*Data extract*.

◇ ◇ ◇

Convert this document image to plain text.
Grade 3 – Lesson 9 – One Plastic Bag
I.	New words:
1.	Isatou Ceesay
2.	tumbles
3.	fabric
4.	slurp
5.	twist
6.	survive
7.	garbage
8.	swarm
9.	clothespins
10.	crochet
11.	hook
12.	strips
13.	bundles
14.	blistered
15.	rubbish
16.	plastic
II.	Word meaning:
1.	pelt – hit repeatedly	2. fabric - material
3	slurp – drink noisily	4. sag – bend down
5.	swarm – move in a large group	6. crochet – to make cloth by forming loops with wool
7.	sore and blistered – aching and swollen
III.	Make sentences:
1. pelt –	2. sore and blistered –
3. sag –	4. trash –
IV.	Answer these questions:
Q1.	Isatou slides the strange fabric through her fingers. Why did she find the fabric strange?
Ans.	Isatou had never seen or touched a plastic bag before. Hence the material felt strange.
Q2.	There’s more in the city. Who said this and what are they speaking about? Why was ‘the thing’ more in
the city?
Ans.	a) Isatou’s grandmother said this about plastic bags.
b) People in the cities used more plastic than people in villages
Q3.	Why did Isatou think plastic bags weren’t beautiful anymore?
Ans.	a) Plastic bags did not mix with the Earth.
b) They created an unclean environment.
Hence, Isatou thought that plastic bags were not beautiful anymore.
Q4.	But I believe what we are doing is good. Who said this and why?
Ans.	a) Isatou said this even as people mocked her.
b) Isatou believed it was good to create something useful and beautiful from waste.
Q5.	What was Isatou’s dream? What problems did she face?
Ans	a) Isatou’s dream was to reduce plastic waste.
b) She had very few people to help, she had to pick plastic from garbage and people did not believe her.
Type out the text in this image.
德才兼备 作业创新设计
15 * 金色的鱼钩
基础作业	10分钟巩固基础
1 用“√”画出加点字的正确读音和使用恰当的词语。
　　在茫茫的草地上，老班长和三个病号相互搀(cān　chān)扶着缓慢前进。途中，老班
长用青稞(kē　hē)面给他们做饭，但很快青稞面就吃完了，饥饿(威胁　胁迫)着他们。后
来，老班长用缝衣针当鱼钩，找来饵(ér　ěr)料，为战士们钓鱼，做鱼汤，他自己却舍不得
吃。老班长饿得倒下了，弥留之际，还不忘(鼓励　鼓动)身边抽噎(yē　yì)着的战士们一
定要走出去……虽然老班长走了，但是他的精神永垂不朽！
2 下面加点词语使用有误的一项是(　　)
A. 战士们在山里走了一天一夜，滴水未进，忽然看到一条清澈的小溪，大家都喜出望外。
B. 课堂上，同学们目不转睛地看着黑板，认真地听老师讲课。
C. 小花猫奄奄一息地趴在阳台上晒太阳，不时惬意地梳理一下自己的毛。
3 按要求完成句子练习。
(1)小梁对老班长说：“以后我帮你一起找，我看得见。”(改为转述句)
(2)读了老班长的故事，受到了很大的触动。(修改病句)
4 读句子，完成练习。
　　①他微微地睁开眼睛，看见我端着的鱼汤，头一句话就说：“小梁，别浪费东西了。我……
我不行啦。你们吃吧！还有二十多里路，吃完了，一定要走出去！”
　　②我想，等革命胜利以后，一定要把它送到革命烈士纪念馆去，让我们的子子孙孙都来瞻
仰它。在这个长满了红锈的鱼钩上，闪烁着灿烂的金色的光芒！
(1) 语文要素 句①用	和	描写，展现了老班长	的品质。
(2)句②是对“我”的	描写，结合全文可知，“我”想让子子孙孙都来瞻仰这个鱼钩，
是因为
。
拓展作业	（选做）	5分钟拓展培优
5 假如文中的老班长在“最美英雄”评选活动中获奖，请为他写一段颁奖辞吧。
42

◇ ◇ ◇

*What the exercise asks*. Gather each line from the listing above that holds "said".

*Exercise solution*.
Q2.	There’s more in the city. Who said this and what are they speaking about? Why was ‘the thing’ more in
Ans.	a) Isatou’s grandmother said this about plastic bags.
Q4.	But I believe what we are doing is good. Who said this and why?
Ans.	a) Isatou said this even as people mocked her.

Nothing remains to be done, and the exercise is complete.